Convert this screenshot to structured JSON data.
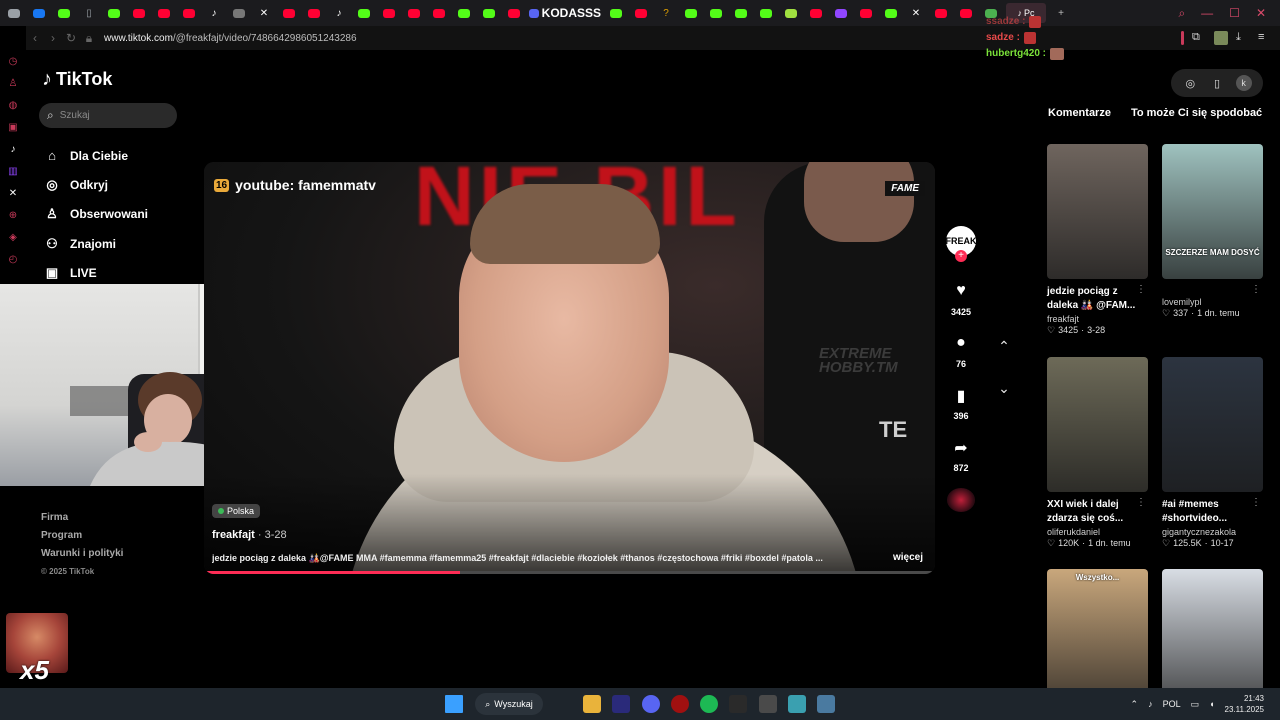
{
  "browser": {
    "url_host": "www.tiktok.com",
    "url_path": "/@freakfajt/video/7486642986051243286",
    "tab_label": "KODASSS",
    "active_tab_label": "Pc",
    "tabs": [
      {
        "icon": "window-icon",
        "color": "#9aa0a6"
      },
      {
        "icon": "facebook-icon",
        "color": "#1877f2"
      },
      {
        "icon": "kick-icon",
        "color": "#53fc18"
      },
      {
        "icon": "page-icon",
        "color": "#9aa0a6"
      },
      {
        "icon": "kick-icon",
        "color": "#53fc18"
      },
      {
        "icon": "youtube-icon",
        "color": "#ff0033"
      },
      {
        "icon": "youtube-icon",
        "color": "#ff0033"
      },
      {
        "icon": "youtube-icon",
        "color": "#ff0033"
      },
      {
        "icon": "tiktok-icon",
        "color": "#ffffff"
      },
      {
        "icon": "app-icon",
        "color": "#777777"
      },
      {
        "icon": "x-icon",
        "color": "#ffffff"
      },
      {
        "icon": "youtube-icon",
        "color": "#ff0033"
      },
      {
        "icon": "youtube-icon",
        "color": "#ff0033"
      },
      {
        "icon": "tiktok-icon",
        "color": "#ffffff"
      },
      {
        "icon": "kick-icon",
        "color": "#53fc18"
      },
      {
        "icon": "youtube-icon",
        "color": "#ff0033"
      },
      {
        "icon": "youtube-icon",
        "color": "#ff0033"
      },
      {
        "icon": "youtube-icon",
        "color": "#ff0033"
      },
      {
        "icon": "kick-icon",
        "color": "#53fc18"
      },
      {
        "icon": "kick-icon",
        "color": "#53fc18"
      },
      {
        "icon": "youtube-icon",
        "color": "#ff0033"
      }
    ],
    "tabs_right": [
      {
        "icon": "kick-icon",
        "color": "#53fc18"
      },
      {
        "icon": "youtube-icon",
        "color": "#ff0033"
      },
      {
        "icon": "help-icon",
        "color": "#e0a000"
      },
      {
        "icon": "kick-icon",
        "color": "#53fc18"
      },
      {
        "icon": "kick-icon",
        "color": "#53fc18"
      },
      {
        "icon": "kick-icon",
        "color": "#53fc18"
      },
      {
        "icon": "kick-icon",
        "color": "#53fc18"
      },
      {
        "icon": "grid-icon",
        "color": "#a0e040"
      },
      {
        "icon": "youtube-icon",
        "color": "#ff0033"
      },
      {
        "icon": "twitch-icon",
        "color": "#9146ff"
      },
      {
        "icon": "youtube-icon",
        "color": "#ff0033"
      },
      {
        "icon": "kick-icon",
        "color": "#53fc18"
      },
      {
        "icon": "x-icon",
        "color": "#ffffff"
      },
      {
        "icon": "youtube-icon",
        "color": "#ff0033"
      },
      {
        "icon": "youtube-icon",
        "color": "#ff0033"
      },
      {
        "icon": "chrome-icon",
        "color": "#4caf50"
      }
    ]
  },
  "chat": [
    {
      "user": "sadze :",
      "color": "#e84a4a"
    },
    {
      "user": "hubertg420 :",
      "color": "#7be33a"
    }
  ],
  "tiktok": {
    "logo": "TikTok",
    "search_placeholder": "Szukaj",
    "nav": [
      {
        "label": "Dla Ciebie",
        "icon": "home-icon"
      },
      {
        "label": "Odkryj",
        "icon": "compass-icon"
      },
      {
        "label": "Obserwowani",
        "icon": "following-icon"
      },
      {
        "label": "Znajomi",
        "icon": "friends-icon"
      },
      {
        "label": "LIVE",
        "icon": "live-icon"
      }
    ],
    "footer": [
      "Firma",
      "Program",
      "Warunki i polityki"
    ],
    "copyright": "© 2025 TikTok",
    "right_tabs": [
      "Komentarze",
      "To może Ci się spodobać"
    ],
    "profile_initial": "k"
  },
  "video": {
    "overlay_num": "16",
    "overlay_text": "youtube: famemmatv",
    "brand": "FAME",
    "sign_text": "NIE BIL",
    "shirt_logo": "EXTREME HOBBY.TM",
    "shirt_text": "TE",
    "location": "Polska",
    "author": "freakfajt",
    "date": "3-28",
    "description": "jedzie pociąg z daleka 🎎@FAME MMA #famemma #famemma25 #freakfajt #dlaciebie #koziołek #thanos #częstochowa #friki #boxdel #patola ...",
    "more": "więcej",
    "progress": 0.35,
    "avatar_text": "FREAK",
    "likes": "3425",
    "comments": "76",
    "saves": "396",
    "shares": "872"
  },
  "recommended": [
    {
      "title": "jedzie pociąg z daleka 🎎 @FAM...",
      "author": "freakfajt",
      "likes": "3425",
      "date": "3-28",
      "thumb": "#6f655e",
      "thumb_text": ""
    },
    {
      "title": "",
      "author": "lovemilypl",
      "likes": "337",
      "date": "1 dn. temu",
      "thumb": "#9fc2bf",
      "thumb_text": "SZCZERZE MAM DOSYĆ"
    },
    {
      "title": "XXI wiek i dalej zdarza się coś...",
      "author": "oliferukdaniel",
      "likes": "120K",
      "date": "1 dn. temu",
      "thumb": "#6d6a58",
      "thumb_text": ""
    },
    {
      "title": "#ai #memes #shortvideo...",
      "author": "gigantycznezakola",
      "likes": "125.5K",
      "date": "10-17",
      "thumb": "#2c3440",
      "thumb_text": ""
    },
    {
      "title": "",
      "author": "",
      "likes": "",
      "date": "",
      "thumb": "#c9a77c",
      "thumb_text": "Wszystko..."
    },
    {
      "title": "",
      "author": "",
      "likes": "",
      "date": "",
      "thumb": "#d8dde4",
      "thumb_text": ""
    }
  ],
  "stream": {
    "multiplier": "x5"
  },
  "taskbar": {
    "search_label": "Wyszukaj",
    "lang": "POL",
    "time": "21:43",
    "date": "23.11.2025",
    "apps": [
      {
        "name": "start-icon",
        "color": "#3aa0ff"
      },
      {
        "name": "file-explorer-icon",
        "color": "#e9b33b"
      },
      {
        "name": "premiere-icon",
        "color": "#2a2a7a"
      },
      {
        "name": "discord-icon",
        "color": "#5865f2"
      },
      {
        "name": "obs-icon",
        "color": "#a01010"
      },
      {
        "name": "spotify-icon",
        "color": "#1db954"
      },
      {
        "name": "app-icon",
        "color": "#2a2a2a"
      },
      {
        "name": "chrome-icon",
        "color": "#4a4a4a"
      },
      {
        "name": "globe-icon",
        "color": "#3aa0b0"
      },
      {
        "name": "calculator-icon",
        "color": "#4a7aa0"
      }
    ]
  }
}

____

Problem details — Give the number of lines above that hold the word "likes", and nothing more.

Output of the exercise — 7